EXPECTING  EXPECTATIONS

It's Monday and the sun came up brightly.  A beautiful winter morning.  A bit nippy but, and the green foliage outside shimmered, silvery and wet. There must have been some drizzle earlier on - before dawn.  Some housekeeping to do, and stretch out the limbs.  A bit of an effort there but; I mean,  convincing the entranced mind off its most recent focus - a book by Gerald Seymour. I started flipping through it the other night when the winter cold did not give me a better option than curl up in bed for a bit of a read.  Picked on this one,  got engrossed from the tenth page onwards and had to force myself to put it down for a bit of a wink.  Must get back to it again in a bit.  Meanwhile, there are things to do, thoughts to write, emails to answer and... my morning coffee!

And that reminds me of things.  Lot of things.

March 8, was International Women's Day and I thought, 'Wow, isn't it a wonder to be born in the millenium a woman..."  Not that I personally know the feeling of being born a woman at some other time in history.  But,  if I go by what I read in books and newspapers; if I go by what I was fed by the media or by  history  book claims, I do not think I would have wanted to have been born my present self  a century ago.  I would have been a heretic.  An oddity.

But never mind. I live in today's rich millenium age of woman power, gender equality, social freedom, global travel, new age spiritualism and multiculturalism.  It's a great age.  Great age for novelties and new discoveries.

Great by me, that is.  It is easy to assume that it is geat, too, in others' eyes.  It is easy to assume that the world I live in is similar elsewhere, or that my needs and wants are the same as those of others.  Or that because we live on the same planet that things can be the same  everywhere.  The truth is, I don't know that.  I don't know that everything that's  revolving around me also revolves  around others.  And that if they do, they revolve in exactly the same way and in the same pace.  And so I do not know if the world that seems great to me is just as great to everyone else. I do not know if the greatness of the world around me had been purchased at a price or that it might have been available  there at the expense and on the sacrifices of others. I hope that that would not have been the case.  But hopes or wishes aside, I would not know.  And it is often said that what you don't know, you can't feel for.  What you don't see, you can't judge.

*WORK INSTRUCTION 1:*
In the essay, why does the writer say she would not have wanted to be born her present self a century ago? Answer in one to three sentences.
*WORK INSTRUCTION 2:*
Give again the part of the essay that opens with the words "It's Monday and" and closes with "things.  Lot of things.", swapping "coffee" for "tea".
*WORK INSTRUCTION 3:*
Carry on the essay about expectations and a woman's place in today's world from its last sentence.
The rows after this point come from a different source than the essay.

*RAW DATA:*
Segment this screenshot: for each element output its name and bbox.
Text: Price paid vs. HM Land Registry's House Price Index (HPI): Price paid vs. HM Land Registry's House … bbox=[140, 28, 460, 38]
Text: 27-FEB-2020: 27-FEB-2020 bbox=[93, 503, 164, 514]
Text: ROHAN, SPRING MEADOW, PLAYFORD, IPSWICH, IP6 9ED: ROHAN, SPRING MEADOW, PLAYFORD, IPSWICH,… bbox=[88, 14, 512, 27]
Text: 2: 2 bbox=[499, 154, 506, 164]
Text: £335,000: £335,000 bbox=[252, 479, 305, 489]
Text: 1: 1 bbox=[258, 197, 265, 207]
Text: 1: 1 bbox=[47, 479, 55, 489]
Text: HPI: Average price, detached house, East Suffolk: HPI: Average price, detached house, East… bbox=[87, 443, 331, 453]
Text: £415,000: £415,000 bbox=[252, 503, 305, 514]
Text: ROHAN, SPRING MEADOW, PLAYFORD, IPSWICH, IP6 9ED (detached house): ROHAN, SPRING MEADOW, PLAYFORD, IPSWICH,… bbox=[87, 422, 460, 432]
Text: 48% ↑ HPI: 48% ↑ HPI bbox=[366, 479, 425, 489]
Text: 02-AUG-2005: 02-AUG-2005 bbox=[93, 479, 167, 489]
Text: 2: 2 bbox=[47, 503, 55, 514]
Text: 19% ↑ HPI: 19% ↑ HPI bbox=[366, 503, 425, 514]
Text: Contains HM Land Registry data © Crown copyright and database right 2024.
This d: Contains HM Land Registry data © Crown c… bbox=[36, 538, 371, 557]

*FINAL ANSWER 1:*
Going by books, newspapers, the media and history books, the writer believes that being her present self a century ago would have made her a heretic. She would have been an oddity.

*FINAL ANSWER 2:*
It's Monday and the sun came up brightly.  A beautiful winter morning.  A bit nippy but, and the green foliage outside shimmered, silvery and wet. There must have been some drizzle earlier on - before dawn.  Some housekeeping to do, and stretch out the limbs.  A bit of an effort there but; I mean,  convincing the entranced mind off its most recent focus - a book by Gerald Seymour. I started flipping through it the other night when the winter cold did not give me a better option than curl up in bed for a bit of a read.  Picked on this one,  got engrossed from the tenth page onwards and had to force myself to put it down for a bit of a wink.  Must get back to it again in a bit.  Meanwhile, there are things to do, thoughts to write, emails to answer and... my morning tea!

And that reminds me of things.  Lot of things.

*FINAL ANSWER 3:*
 

I know the feel of the refreshing pristine morning air that I breath everyday.  I may have a notion about the nasty feel of  the smog-filled air around environmentally-unfriendly industrial zones, but by some good grace, I do not  need to experience it to know enough.   Nor do I need to know of the feel of having my lungs filled with tar and  swathed in elements of  pollution.  I would rather that I know of the comfort of homey warmth during winter and of the good feel of cool air-conditioning during searing summer days.  I know of the pleasure of having the choice to learn, experiment, read, search and discover and I know the good feel of having the time for them.  "Count your blessings', a friend always says.  And I am grateful for things that I either know or do not know.      And while I know of  joys, comfort, pains and sorrows, I only know them as mine.  I cannot know them as not my own.    In the same token, others cannot know or claim mine as they can only know theirs by themselves.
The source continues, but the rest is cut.